>> begin PROVIDED INFORMATION
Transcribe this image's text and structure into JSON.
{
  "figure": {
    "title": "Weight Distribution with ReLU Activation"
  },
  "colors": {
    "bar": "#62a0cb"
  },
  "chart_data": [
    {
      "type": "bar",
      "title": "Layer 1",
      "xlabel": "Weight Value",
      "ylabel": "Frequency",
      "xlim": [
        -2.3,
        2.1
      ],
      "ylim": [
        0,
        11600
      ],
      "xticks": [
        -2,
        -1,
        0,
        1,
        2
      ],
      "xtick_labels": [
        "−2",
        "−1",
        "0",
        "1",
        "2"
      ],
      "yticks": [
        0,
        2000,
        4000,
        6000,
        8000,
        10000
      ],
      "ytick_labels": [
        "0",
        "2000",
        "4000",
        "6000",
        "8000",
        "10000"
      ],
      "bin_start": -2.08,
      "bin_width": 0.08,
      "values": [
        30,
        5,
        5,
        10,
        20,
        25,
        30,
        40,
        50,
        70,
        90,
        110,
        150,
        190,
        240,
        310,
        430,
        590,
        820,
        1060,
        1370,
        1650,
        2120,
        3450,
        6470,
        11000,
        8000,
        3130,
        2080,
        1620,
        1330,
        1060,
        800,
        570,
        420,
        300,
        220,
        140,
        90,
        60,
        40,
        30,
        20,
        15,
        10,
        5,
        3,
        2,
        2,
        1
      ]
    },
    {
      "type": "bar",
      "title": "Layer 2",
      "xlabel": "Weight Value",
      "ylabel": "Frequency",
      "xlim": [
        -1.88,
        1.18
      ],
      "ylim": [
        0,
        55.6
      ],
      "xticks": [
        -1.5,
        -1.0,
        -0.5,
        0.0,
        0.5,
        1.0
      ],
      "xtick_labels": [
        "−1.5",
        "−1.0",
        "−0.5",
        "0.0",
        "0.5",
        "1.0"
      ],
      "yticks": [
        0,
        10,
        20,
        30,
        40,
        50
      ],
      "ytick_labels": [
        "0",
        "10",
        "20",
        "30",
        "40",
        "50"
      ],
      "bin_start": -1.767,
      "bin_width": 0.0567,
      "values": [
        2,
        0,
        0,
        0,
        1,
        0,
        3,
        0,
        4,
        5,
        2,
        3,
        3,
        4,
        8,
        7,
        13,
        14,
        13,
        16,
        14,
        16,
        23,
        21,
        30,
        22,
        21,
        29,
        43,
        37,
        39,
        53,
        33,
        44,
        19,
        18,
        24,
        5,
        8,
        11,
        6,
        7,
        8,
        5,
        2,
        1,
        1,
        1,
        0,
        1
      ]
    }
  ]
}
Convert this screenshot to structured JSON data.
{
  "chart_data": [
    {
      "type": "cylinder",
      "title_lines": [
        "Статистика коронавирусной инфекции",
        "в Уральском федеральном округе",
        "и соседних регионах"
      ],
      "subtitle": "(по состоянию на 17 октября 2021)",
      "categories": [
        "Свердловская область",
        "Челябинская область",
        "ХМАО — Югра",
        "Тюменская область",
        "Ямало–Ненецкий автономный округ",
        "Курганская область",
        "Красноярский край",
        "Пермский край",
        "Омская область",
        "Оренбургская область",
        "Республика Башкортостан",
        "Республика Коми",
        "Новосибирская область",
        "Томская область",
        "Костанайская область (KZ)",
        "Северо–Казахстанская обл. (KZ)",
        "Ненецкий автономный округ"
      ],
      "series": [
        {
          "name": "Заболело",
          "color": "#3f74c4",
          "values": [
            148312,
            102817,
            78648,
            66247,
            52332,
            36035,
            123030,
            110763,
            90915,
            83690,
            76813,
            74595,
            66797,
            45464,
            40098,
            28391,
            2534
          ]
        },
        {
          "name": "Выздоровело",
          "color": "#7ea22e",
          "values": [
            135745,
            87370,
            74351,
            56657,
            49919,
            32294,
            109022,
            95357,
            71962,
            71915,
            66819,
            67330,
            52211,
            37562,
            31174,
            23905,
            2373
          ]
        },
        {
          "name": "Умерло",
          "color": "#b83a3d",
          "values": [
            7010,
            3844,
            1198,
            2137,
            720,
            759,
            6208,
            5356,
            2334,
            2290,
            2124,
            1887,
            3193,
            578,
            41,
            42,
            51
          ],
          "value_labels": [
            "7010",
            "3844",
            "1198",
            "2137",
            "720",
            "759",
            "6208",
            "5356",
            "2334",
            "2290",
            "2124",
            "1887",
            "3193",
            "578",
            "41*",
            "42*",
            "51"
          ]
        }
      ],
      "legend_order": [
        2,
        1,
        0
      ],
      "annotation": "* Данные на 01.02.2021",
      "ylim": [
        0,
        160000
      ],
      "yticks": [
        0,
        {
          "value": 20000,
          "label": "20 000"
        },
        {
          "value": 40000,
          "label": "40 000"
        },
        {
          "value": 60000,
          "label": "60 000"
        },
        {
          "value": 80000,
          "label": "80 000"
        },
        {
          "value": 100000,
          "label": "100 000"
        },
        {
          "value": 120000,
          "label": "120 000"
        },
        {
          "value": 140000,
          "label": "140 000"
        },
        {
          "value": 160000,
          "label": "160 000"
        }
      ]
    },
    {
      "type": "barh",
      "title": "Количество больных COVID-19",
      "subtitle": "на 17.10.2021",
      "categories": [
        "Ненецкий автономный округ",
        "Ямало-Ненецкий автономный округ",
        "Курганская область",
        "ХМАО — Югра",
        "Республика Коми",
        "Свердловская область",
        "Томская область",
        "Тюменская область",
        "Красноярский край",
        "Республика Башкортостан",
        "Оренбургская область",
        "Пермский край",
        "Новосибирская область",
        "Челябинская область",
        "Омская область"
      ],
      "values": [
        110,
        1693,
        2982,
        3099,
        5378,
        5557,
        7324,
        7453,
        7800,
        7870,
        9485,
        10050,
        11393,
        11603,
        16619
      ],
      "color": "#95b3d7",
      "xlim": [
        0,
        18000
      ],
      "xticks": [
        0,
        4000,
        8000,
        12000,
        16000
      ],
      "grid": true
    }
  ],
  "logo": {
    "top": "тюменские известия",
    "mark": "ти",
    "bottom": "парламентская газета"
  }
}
>> end PROVIDED INFORMATION
Repeat each record exactly, leaving nothing out.

§ **SOLVED EXERCISE**
Transcribe this image's text and structure into JSON.
{
  "figure": {
    "title": "Weight Distribution with ReLU Activation"
  },
  "colors": {
    "bar": "#62a0cb"
  },
  "chart_data": [
    {
      "type": "bar",
      "title": "Layer 1",
      "xlabel": "Weight Value",
      "ylabel": "Frequency",
      "xlim": [
        -2.3,
        2.1
      ],
      "ylim": [
        0,
        11600
      ],
      "xticks": [
        -2,
        -1,
        0,
        1,
        2
      ],
      "xtick_labels": [
        "−2",
        "−1",
        "0",
        "1",
        "2"
      ],
      "yticks": [
        0,
        2000,
        4000,
        6000,
        8000,
        10000
      ],
      "ytick_labels": [
        "0",
        "2000",
        "4000",
        "6000",
        "8000",
        "10000"
      ],
      "bin_start": -2.08,
      "bin_width": 0.08,
      "values": [
        30,
        5,
        5,
        10,
        20,
        25,
        30,
        40,
        50,
        70,
        90,
        110,
        150,
        190,
        240,
        310,
        430,
        590,
        820,
        1060,
        1370,
        1650,
        2120,
        3450,
        6470,
        11000,
        8000,
        3130,
        2080,
        1620,
        1330,
        1060,
        800,
        570,
        420,
        300,
        220,
        140,
        90,
        60,
        40,
        30,
        20,
        15,
        10,
        5,
        3,
        2,
        2,
        1
      ]
    },
    {
      "type": "bar",
      "title": "Layer 2",
      "xlabel": "Weight Value",
      "ylabel": "Frequency",
      "xlim": [
        -1.88,
        1.18
      ],
      "ylim": [
        0,
        55.6
      ],
      "xticks": [
        -1.5,
        -1.0,
        -0.5,
        0.0,
        0.5,
        1.0
      ],
      "xtick_labels": [
        "−1.5",
        "−1.0",
        "−0.5",
        "0.0",
        "0.5",
        "1.0"
      ],
      "yticks": [
        0,
        10,
        20,
        30,
        40,
        50
      ],
      "ytick_labels": [
        "0",
        "10",
        "20",
        "30",
        "40",
        "50"
      ],
      "bin_start": -1.767,
      "bin_width": 0.0567,
      "values": [
        2,
        0,
        0,
        0,
        1,
        0,
        3,
        0,
        4,
        5,
        2,
        3,
        3,
        4,
        8,
        7,
        13,
        14,
        13,
        16,
        14,
        16,
        23,
        21,
        30,
        22,
        21,
        29,
        43,
        37,
        39,
        53,
        33,
        44,
        19,
        18,
        24,
        5,
        8,
        11,
        6,
        7,
        8,
        5,
        2,
        1,
        1,
        1,
        0,
        1
      ]
    }
  ]
}
Convert this screenshot to structured JSON data.
{
  "chart_data": [
    {
      "type": "cylinder",
      "title_lines": [
        "Статистика коронавирусной инфекции",
        "в Уральском федеральном округе",
        "и соседних регионах"
      ],
      "subtitle": "(по состоянию на 17 октября 2021)",
      "categories": [
        "Свердловская область",
        "Челябинская область",
        "ХМАО — Югра",
        "Тюменская область",
        "Ямало–Ненецкий автономный округ",
        "Курганская область",
        "Красноярский край",
        "Пермский край",
        "Омская область",
        "Оренбургская область",
        "Республика Башкортостан",
        "Республика Коми",
        "Новосибирская область",
        "Томская область",
        "Костанайская область (KZ)",
        "Северо–Казахстанская обл. (KZ)",
        "Ненецкий автономный округ"
      ],
      "series": [
        {
          "name": "Заболело",
          "color": "#3f74c4",
          "values": [
            148312,
            102817,
            78648,
            66247,
            52332,
            36035,
            123030,
            110763,
            90915,
            83690,
            76813,
            74595,
            66797,
            45464,
            40098,
            28391,
            2534
          ]
        },
        {
          "name": "Выздоровело",
          "color": "#7ea22e",
          "values": [
            135745,
            87370,
            74351,
            56657,
            49919,
            32294,
            109022,
            95357,
            71962,
            71915,
            66819,
            67330,
            52211,
            37562,
            31174,
            23905,
            2373
          ]
        },
        {
          "name": "Умерло",
          "color": "#b83a3d",
          "values": [
            7010,
            3844,
            1198,
            2137,
            720,
            759,
            6208,
            5356,
            2334,
            2290,
            2124,
            1887,
            3193,
            578,
            41,
            42,
            51
          ],
          "value_labels": [
            "7010",
            "3844",
            "1198",
            "2137",
            "720",
            "759",
            "6208",
            "5356",
            "2334",
            "2290",
            "2124",
            "1887",
            "3193",
            "578",
            "41*",
            "42*",
            "51"
          ]
        }
      ],
      "legend_order": [
        2,
        1,
        0
      ],
      "annotation": "* Данные на 01.02.2021",
      "ylim": [
        0,
        160000
      ],
      "yticks": [
        0,
        {
          "value": 20000,
          "label": "20 000"
        },
        {
          "value": 40000,
          "label": "40 000"
        },
        {
          "value": 60000,
          "label": "60 000"
        },
        {
          "value": 80000,
          "label": "80 000"
        },
        {
          "value": 100000,
          "label": "100 000"
        },
        {
          "value": 120000,
          "label": "120 000"
        },
        {
          "value": 140000,
          "label": "140 000"
        },
        {
          "value": 160000,
          "label": "160 000"
        }
      ]
    },
    {
      "type": "barh",
      "title": "Количество больных COVID-19",
      "subtitle": "на 17.10.2021",
      "categories": [
        "Ненецкий автономный округ",
        "Ямало-Ненецкий автономный округ",
        "Курганская область",
        "ХМАО — Югра",
        "Республика Коми",
        "Свердловская область",
        "Томская область",
        "Тюменская область",
        "Красноярский край",
        "Республика Башкортостан",
        "Оренбургская область",
        "Пермский край",
        "Новосибирская область",
        "Челябинская область",
        "Омская область"
      ],
      "values": [
        110,
        1693,
        2982,
        3099,
        5378,
        5557,
        7324,
        7453,
        7800,
        7870,
        9485,
        10050,
        11393,
        11603,
        16619
      ],
      "color": "#95b3d7",
      "xlim": [
        0,
        18000
      ],
      "xticks": [
        0,
        4000,
        8000,
        12000,
        16000
      ],
      "grid": true
    }
  ],
  "logo": {
    "top": "тюменские известия",
    "mark": "ти",
    "bottom": "парламентская газета"
  }
}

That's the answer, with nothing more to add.